::: Provided material

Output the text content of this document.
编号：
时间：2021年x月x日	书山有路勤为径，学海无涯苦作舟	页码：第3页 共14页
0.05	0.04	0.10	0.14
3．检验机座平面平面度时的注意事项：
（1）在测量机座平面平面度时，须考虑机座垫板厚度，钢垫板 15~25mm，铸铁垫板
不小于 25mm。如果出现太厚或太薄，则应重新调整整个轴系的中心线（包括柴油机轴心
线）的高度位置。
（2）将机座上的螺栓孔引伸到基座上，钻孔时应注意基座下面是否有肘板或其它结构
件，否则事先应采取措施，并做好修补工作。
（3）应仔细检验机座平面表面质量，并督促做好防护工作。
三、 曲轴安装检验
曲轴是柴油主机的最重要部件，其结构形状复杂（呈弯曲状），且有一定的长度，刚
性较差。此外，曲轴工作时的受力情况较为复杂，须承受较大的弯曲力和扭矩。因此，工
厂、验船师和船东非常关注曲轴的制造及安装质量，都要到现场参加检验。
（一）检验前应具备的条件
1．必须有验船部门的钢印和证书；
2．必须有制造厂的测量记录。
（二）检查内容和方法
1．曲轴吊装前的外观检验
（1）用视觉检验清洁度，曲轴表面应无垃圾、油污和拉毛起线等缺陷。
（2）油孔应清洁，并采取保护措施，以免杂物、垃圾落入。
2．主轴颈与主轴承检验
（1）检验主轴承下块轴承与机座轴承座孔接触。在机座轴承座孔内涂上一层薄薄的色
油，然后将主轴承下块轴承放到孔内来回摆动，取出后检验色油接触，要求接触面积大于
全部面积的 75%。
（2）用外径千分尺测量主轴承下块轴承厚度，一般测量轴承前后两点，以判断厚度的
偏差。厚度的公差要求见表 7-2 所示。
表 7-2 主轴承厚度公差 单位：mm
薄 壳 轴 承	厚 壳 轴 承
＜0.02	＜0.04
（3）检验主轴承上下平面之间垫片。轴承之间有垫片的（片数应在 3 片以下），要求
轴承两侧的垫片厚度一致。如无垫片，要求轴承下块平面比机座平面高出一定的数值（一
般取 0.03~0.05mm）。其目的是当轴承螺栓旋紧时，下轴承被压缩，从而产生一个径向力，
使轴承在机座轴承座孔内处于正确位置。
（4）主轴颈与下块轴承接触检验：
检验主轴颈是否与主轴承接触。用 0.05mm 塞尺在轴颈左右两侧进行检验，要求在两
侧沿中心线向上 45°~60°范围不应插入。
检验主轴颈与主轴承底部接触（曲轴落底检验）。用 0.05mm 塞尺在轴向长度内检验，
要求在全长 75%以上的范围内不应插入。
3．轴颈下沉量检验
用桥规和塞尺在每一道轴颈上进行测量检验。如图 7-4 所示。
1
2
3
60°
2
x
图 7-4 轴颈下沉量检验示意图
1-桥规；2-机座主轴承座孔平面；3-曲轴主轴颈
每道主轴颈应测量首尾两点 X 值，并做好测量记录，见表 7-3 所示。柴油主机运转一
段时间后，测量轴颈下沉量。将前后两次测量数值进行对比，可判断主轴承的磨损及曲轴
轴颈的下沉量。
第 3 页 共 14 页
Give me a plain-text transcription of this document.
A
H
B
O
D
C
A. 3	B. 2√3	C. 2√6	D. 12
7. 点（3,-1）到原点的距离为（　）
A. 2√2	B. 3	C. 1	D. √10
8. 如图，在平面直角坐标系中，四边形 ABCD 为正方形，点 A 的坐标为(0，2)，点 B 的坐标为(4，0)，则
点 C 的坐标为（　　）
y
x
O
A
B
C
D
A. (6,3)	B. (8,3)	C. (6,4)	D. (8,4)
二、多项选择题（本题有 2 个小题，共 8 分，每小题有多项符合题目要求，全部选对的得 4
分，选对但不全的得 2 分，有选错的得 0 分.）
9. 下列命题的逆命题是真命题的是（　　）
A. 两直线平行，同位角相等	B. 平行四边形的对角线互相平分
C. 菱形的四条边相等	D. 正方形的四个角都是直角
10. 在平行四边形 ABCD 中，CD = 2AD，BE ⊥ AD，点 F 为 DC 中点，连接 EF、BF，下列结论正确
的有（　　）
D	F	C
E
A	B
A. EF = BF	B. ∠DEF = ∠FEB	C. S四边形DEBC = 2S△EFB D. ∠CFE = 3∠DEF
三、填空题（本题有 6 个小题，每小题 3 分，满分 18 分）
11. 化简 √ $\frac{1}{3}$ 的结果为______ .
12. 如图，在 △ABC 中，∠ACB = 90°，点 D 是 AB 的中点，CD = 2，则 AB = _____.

::::::

== Work instructions ==
Quote every line from the line containing "Give me a plain-text" through the closing line of the listing, including both.

== Full solution ==
Give me a plain-text transcription of this document.
A
H
B
O
D
C
A. 3	B. 2√3	C. 2√6	D. 12
7. 点（3,-1）到原点的距离为（　）
A. 2√2	B. 3	C. 1	D. √10
8. 如图，在平面直角坐标系中，四边形 ABCD 为正方形，点 A 的坐标为(0，2)，点 B 的坐标为(4，0)，则
点 C 的坐标为（　　）
y
x
O
A
B
C
D
A. (6,3)	B. (8,3)	C. (6,4)	D. (8,4)
二、多项选择题（本题有 2 个小题，共 8 分，每小题有多项符合题目要求，全部选对的得 4
分，选对但不全的得 2 分，有选错的得 0 分.）
9. 下列命题的逆命题是真命题的是（　　）
A. 两直线平行，同位角相等	B. 平行四边形的对角线互相平分
C. 菱形的四条边相等	D. 正方形的四个角都是直角
10. 在平行四边形 ABCD 中，CD = 2AD，BE ⊥ AD，点 F 为 DC 中点，连接 EF、BF，下列结论正确
的有（　　）
D	F	C
E
A	B
A. EF = BF	B. ∠DEF = ∠FEB	C. S四边形DEBC = 2S△EFB D. ∠CFE = 3∠DEF
三、填空题（本题有 6 个小题，每小题 3 分，满分 18 分）
11. 化简 √ $\frac{1}{3}$ 的结果为______ .
12. 如图，在 △ABC 中，∠ACB = 90°，点 D 是 AB 的中点，CD = 2，则 AB = _____.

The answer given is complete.